◆ **Directions**: In the material below, list every line carrying the string "abbas".

(Data extracted from a collection)
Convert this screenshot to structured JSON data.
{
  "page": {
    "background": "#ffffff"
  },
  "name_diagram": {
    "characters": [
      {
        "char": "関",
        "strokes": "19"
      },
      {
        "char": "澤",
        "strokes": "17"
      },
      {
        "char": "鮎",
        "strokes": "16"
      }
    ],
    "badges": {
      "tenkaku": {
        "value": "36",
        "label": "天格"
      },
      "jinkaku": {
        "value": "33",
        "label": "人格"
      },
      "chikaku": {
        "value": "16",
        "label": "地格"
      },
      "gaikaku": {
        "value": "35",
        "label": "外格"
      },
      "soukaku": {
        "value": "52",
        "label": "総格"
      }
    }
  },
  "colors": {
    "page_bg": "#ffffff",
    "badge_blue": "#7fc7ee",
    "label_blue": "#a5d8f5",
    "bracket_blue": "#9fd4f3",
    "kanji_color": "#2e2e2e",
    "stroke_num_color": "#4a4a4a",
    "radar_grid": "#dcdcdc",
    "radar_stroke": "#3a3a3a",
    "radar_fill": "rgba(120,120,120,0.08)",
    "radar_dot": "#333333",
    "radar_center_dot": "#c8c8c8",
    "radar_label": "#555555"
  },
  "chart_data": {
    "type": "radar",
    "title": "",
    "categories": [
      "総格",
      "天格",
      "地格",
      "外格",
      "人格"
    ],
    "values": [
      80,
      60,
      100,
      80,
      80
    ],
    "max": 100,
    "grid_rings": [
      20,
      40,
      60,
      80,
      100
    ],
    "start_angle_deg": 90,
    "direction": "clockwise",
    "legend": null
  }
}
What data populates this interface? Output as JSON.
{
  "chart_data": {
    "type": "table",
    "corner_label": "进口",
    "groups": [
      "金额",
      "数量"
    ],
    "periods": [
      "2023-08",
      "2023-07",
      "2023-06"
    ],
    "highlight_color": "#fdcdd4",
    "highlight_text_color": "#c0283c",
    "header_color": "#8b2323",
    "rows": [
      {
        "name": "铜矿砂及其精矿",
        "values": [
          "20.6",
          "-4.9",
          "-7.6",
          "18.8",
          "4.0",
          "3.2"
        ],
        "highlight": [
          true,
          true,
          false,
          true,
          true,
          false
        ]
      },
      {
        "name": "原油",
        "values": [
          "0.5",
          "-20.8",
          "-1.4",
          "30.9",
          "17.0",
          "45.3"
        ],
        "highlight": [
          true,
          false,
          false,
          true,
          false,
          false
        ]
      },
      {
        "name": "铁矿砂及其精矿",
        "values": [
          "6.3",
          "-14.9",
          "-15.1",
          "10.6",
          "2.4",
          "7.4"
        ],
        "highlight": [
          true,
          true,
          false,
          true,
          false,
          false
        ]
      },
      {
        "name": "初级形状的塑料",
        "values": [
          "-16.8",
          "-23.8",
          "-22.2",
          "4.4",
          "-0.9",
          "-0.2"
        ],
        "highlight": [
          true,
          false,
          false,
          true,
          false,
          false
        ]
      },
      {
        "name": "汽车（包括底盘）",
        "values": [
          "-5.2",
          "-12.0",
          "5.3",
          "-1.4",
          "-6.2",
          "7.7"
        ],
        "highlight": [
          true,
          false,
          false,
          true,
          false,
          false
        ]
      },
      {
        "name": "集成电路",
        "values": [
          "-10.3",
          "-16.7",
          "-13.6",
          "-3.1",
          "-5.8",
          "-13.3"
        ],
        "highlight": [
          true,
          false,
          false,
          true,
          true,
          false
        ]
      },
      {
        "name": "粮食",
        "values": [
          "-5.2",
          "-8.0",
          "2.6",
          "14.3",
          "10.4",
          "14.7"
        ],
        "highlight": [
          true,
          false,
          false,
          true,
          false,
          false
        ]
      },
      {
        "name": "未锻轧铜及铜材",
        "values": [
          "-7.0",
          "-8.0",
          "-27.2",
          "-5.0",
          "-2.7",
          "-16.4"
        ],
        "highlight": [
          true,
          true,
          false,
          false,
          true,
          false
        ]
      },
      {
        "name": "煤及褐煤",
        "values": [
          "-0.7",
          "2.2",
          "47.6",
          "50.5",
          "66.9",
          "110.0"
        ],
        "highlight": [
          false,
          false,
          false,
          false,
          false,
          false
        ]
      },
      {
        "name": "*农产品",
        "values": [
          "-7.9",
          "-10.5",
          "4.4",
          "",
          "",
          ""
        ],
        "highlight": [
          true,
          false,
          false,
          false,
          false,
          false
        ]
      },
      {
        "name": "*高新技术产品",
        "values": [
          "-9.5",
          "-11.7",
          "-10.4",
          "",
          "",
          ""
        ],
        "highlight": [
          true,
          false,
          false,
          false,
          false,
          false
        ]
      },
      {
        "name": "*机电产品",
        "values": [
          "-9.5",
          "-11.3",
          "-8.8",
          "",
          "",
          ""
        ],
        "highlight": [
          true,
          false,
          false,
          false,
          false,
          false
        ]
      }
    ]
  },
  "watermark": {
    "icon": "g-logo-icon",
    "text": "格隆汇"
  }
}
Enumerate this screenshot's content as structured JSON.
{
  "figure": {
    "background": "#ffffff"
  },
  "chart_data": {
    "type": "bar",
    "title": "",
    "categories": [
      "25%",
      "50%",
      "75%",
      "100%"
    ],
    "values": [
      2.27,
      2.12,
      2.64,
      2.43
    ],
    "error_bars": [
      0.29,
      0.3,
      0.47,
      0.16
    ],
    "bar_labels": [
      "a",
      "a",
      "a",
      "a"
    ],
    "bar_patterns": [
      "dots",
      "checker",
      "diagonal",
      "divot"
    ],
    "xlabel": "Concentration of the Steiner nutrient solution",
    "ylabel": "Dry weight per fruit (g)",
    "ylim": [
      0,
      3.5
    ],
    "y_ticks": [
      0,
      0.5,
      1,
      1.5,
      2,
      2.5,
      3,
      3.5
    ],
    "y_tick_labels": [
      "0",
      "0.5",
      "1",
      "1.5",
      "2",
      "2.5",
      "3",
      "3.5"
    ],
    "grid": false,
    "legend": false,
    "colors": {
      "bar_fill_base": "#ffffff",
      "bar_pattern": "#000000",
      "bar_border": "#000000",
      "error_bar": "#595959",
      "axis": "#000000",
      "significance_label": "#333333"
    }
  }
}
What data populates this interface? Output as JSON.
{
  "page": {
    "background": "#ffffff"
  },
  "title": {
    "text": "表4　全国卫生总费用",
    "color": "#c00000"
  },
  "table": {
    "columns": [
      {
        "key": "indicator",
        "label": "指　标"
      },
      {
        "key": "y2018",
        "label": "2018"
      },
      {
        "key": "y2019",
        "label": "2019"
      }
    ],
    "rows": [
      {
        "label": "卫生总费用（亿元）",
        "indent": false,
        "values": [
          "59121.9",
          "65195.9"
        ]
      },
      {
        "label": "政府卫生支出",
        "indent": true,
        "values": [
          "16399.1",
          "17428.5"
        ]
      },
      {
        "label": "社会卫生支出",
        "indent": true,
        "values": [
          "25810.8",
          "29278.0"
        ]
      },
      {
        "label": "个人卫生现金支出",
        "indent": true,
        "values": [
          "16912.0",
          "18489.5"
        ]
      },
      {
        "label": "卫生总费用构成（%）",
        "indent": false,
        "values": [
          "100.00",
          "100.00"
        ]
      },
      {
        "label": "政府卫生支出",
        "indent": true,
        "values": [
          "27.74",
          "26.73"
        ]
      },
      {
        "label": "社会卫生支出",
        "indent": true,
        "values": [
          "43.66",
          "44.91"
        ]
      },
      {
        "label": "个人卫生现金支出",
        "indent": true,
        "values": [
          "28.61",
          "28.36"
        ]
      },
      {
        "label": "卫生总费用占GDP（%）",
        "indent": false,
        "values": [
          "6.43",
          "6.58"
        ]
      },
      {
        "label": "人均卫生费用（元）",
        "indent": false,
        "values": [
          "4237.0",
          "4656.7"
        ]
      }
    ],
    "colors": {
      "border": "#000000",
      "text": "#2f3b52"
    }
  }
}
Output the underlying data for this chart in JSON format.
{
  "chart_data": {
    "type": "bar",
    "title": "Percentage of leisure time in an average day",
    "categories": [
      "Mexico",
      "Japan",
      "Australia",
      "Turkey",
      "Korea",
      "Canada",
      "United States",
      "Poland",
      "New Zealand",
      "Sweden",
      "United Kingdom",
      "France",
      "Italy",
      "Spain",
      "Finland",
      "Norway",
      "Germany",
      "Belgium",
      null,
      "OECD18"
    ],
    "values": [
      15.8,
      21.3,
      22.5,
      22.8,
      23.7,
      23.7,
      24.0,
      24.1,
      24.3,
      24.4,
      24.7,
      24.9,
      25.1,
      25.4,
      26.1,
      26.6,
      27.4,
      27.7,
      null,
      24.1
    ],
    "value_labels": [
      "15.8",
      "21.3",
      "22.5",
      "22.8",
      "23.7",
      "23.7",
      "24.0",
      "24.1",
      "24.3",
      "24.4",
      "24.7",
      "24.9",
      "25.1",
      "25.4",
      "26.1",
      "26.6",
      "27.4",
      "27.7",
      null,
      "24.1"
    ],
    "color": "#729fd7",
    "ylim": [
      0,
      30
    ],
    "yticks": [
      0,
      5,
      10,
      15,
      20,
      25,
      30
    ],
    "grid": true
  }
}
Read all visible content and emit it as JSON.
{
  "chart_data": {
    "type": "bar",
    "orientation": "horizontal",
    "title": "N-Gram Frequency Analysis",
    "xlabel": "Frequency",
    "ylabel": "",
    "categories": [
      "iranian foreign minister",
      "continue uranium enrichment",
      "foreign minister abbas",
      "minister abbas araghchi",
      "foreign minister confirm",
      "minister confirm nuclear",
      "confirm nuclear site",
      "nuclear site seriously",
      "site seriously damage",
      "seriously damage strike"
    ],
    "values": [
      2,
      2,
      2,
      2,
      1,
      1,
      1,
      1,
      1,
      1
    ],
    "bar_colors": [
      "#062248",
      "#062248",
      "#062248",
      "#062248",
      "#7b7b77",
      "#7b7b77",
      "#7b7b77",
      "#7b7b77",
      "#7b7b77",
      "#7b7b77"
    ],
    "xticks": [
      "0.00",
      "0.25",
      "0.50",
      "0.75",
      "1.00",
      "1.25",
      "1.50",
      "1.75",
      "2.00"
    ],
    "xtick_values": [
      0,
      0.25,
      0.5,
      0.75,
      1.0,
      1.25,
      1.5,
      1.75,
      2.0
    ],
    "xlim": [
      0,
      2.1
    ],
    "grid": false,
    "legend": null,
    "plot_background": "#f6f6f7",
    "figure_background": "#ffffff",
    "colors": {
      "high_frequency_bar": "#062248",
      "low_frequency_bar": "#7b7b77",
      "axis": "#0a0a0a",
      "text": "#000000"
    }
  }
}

◆ **Task response**:
      "foreign minister abbas",
      "minister abbas araghchi",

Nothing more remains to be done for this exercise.